THE TASK: Check each line of the listing below for the string "JSON", and copy the ones that have it.

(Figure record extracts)

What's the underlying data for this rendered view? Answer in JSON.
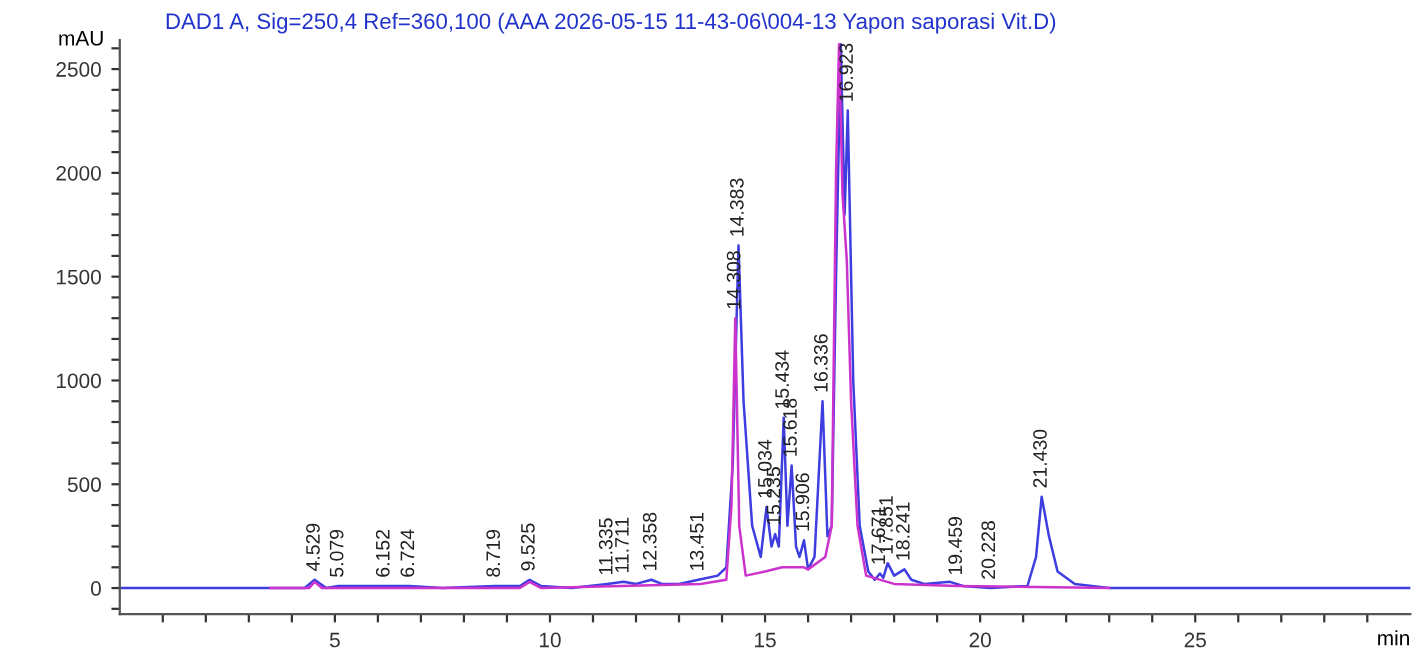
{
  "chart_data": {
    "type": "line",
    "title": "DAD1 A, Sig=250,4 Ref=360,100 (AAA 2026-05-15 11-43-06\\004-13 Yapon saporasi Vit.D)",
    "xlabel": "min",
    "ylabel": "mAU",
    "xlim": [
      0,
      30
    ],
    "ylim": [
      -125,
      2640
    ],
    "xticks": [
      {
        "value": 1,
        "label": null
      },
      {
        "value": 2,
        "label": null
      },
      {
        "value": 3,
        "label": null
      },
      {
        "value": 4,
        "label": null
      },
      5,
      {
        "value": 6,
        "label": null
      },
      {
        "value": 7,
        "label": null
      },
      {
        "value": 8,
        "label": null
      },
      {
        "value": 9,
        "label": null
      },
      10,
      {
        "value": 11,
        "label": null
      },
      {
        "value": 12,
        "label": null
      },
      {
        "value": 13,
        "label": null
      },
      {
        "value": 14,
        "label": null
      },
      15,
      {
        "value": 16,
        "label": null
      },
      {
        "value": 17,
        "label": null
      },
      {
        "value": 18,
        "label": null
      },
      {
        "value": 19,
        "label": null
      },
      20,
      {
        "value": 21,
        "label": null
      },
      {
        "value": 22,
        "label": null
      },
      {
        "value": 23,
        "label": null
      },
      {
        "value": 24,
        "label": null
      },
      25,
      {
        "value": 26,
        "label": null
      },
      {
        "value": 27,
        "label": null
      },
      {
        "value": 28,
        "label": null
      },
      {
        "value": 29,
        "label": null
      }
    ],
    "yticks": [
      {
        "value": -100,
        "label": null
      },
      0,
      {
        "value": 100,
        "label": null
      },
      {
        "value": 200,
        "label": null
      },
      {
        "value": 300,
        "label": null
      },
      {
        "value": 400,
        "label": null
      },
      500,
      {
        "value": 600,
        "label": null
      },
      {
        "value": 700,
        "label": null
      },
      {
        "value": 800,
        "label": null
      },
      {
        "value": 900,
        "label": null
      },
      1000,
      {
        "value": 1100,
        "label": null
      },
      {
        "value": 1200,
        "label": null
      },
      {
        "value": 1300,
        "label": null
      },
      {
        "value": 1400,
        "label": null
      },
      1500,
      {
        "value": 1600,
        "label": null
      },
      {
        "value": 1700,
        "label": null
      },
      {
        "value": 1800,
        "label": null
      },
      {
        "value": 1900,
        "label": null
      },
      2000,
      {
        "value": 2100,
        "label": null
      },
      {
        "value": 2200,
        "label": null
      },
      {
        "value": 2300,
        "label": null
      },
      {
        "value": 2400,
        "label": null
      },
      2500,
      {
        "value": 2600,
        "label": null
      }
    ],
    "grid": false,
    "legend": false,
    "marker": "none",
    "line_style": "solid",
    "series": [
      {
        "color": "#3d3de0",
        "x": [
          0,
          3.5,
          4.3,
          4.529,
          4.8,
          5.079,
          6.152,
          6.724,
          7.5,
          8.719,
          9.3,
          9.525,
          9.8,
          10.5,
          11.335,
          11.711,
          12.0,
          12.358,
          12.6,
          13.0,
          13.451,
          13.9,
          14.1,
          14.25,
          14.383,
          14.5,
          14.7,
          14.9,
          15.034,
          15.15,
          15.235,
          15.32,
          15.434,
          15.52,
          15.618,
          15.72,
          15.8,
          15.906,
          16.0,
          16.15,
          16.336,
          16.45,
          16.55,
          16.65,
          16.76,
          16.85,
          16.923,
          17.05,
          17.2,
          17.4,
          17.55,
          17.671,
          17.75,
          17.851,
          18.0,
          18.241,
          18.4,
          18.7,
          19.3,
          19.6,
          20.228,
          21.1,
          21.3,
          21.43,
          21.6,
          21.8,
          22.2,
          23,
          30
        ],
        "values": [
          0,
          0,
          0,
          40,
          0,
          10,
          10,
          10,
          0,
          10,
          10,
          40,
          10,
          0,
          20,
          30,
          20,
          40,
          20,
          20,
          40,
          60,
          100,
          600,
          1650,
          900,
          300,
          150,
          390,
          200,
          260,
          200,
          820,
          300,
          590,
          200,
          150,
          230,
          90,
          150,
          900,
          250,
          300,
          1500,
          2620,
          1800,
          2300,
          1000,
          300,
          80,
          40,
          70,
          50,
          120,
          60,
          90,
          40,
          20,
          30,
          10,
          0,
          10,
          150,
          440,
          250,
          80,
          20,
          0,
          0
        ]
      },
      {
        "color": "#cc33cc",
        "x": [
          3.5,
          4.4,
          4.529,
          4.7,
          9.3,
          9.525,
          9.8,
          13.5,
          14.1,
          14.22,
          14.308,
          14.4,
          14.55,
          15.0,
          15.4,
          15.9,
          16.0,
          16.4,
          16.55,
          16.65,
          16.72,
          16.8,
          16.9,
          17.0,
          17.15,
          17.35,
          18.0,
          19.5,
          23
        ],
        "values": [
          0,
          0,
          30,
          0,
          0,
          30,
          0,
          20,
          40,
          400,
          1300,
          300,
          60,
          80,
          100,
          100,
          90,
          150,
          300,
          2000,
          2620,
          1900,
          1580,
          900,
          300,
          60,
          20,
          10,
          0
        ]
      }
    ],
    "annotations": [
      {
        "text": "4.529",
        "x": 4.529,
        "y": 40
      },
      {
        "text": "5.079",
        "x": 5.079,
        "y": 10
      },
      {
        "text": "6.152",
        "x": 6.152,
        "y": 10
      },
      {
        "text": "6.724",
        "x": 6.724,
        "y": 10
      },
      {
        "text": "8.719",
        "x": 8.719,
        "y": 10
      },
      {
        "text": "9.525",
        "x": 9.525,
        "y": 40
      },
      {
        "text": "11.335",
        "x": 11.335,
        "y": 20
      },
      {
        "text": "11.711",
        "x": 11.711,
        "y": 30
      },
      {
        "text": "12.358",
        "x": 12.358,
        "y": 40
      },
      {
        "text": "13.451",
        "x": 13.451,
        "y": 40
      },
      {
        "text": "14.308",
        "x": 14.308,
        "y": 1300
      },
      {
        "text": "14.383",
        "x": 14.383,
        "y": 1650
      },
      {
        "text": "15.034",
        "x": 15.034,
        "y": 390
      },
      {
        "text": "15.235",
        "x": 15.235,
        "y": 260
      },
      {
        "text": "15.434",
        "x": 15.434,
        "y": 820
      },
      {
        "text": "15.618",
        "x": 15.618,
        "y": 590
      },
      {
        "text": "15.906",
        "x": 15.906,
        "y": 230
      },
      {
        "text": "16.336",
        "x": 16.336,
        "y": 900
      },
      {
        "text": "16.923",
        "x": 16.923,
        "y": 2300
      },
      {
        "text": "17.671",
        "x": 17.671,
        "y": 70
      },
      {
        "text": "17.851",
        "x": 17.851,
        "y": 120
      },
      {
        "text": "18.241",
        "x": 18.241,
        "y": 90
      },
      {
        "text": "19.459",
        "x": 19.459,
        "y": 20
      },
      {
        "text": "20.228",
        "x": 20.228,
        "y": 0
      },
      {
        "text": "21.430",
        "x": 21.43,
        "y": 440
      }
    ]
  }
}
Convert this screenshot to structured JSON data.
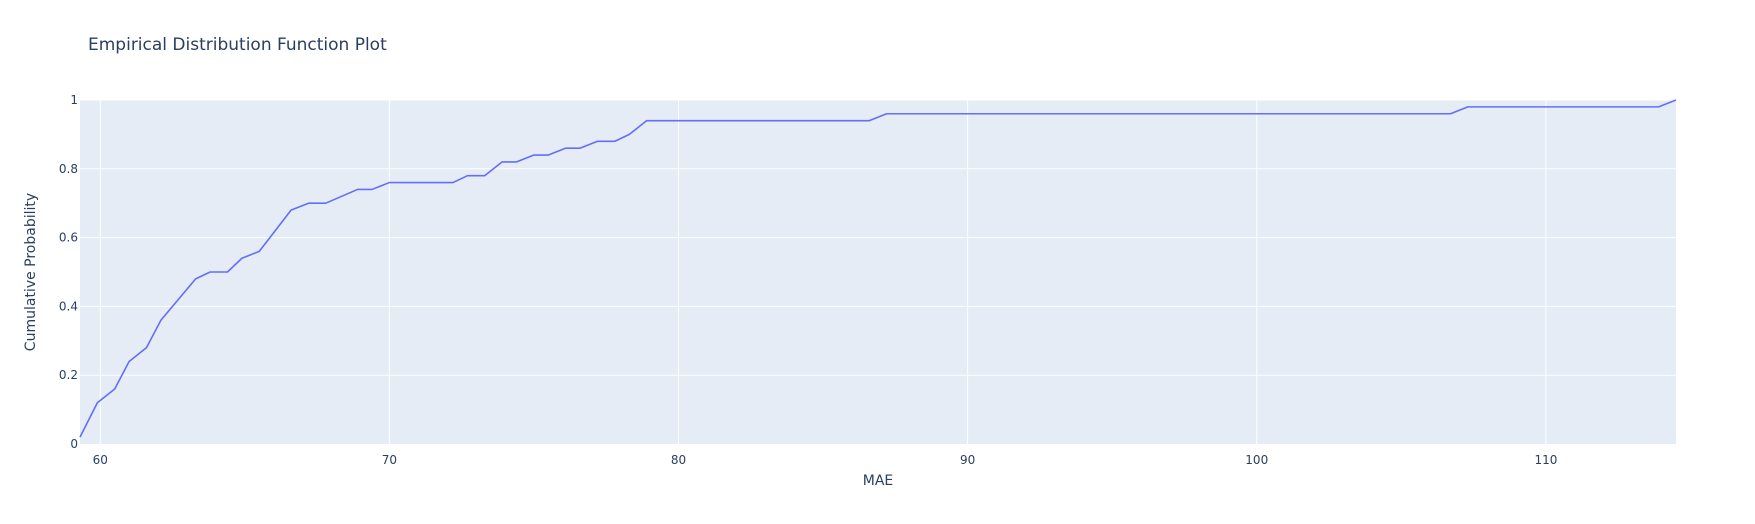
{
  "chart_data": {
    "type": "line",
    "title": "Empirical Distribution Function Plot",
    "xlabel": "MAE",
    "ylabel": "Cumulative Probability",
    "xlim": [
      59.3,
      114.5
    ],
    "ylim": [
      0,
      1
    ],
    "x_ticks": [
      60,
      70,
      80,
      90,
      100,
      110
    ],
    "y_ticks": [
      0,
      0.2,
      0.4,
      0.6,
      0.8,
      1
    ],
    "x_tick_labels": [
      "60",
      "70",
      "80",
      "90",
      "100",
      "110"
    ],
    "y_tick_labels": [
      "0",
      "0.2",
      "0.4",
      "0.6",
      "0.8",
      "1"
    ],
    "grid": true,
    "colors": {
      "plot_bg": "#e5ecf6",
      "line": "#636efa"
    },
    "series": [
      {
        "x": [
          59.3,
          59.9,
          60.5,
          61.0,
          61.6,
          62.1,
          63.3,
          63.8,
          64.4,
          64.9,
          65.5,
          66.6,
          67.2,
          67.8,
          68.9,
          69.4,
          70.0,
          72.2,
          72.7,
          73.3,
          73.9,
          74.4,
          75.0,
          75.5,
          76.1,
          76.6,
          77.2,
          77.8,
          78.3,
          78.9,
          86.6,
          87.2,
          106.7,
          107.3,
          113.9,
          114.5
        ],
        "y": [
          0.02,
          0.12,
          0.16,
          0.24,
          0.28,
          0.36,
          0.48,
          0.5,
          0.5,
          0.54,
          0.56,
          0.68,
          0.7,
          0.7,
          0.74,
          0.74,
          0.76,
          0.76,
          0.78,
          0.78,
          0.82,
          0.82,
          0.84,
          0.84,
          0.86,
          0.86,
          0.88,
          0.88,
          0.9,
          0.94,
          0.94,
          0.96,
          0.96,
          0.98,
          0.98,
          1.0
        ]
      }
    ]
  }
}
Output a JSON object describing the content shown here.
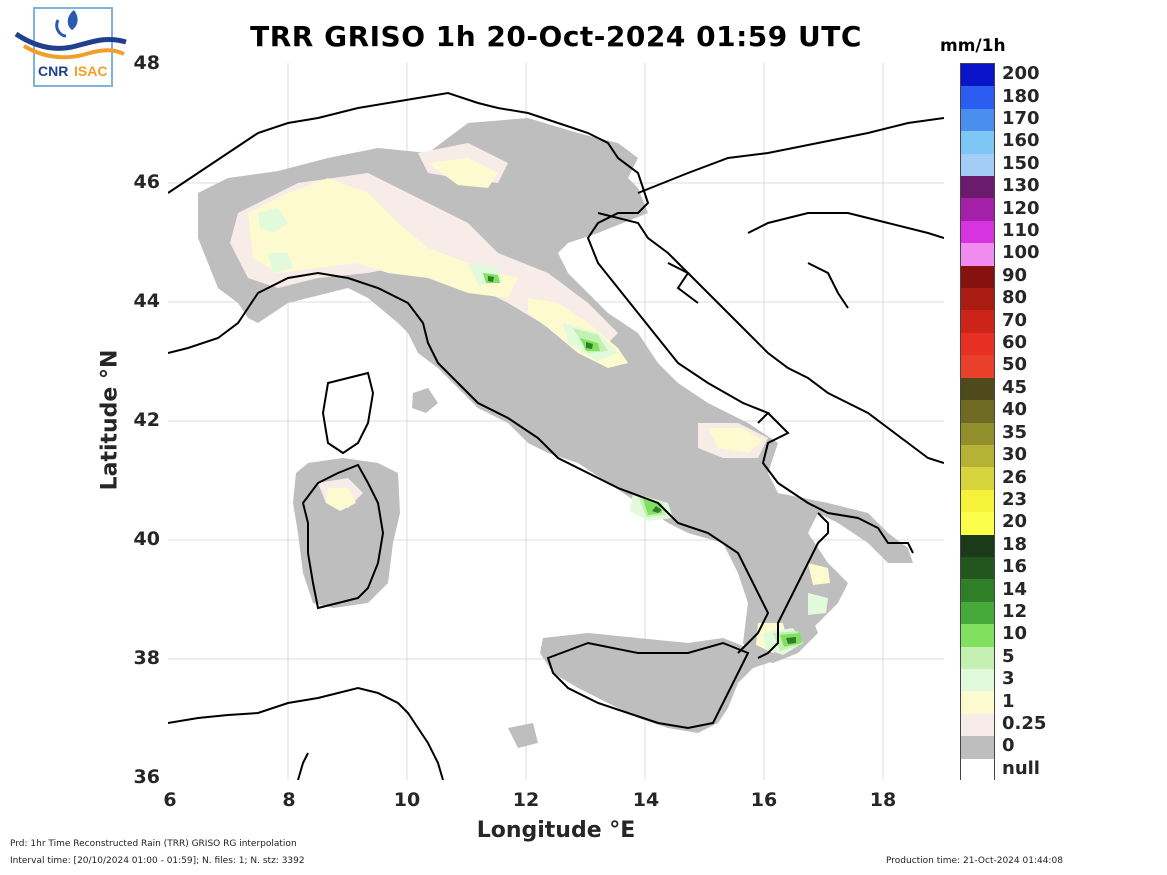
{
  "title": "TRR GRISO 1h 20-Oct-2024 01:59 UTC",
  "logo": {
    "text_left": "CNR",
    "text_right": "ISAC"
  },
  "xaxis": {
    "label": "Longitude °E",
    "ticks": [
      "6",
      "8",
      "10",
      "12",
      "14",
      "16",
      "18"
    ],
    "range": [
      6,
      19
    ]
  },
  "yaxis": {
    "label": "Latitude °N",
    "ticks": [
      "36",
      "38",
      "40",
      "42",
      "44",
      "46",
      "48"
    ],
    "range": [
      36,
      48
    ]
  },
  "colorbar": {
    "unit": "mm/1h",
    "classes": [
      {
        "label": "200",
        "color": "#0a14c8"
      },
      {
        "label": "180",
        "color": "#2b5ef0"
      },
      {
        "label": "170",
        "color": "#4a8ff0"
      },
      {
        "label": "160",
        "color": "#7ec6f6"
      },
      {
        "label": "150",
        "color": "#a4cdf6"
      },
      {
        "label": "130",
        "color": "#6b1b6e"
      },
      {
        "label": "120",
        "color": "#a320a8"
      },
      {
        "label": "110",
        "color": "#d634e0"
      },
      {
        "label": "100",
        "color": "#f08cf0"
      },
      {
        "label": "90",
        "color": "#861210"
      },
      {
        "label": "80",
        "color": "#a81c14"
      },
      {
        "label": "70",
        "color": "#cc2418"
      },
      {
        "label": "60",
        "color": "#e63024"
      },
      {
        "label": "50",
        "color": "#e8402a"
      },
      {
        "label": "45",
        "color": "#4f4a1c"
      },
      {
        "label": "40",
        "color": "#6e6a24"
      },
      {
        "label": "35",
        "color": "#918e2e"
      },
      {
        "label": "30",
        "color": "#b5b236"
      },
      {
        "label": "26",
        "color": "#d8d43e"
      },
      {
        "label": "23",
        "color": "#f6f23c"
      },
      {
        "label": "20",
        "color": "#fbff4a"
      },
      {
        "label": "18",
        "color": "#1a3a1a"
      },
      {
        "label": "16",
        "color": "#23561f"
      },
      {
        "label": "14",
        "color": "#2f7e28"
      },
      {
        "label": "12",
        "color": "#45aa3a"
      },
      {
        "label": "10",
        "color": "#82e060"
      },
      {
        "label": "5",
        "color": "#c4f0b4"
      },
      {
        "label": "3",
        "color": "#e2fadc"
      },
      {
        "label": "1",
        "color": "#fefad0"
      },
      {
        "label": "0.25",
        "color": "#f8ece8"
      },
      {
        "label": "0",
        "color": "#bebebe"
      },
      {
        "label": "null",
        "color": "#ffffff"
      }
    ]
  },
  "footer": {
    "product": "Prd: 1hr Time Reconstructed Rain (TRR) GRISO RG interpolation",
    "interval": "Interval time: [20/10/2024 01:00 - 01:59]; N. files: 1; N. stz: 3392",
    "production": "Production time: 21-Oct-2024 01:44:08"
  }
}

WRITTEN RESPONSE:
What's the underlying data for this rendered view? Answer in JSON.
Convert this screenshot to structured JSON data.
Output a JSON object describing the content shown here.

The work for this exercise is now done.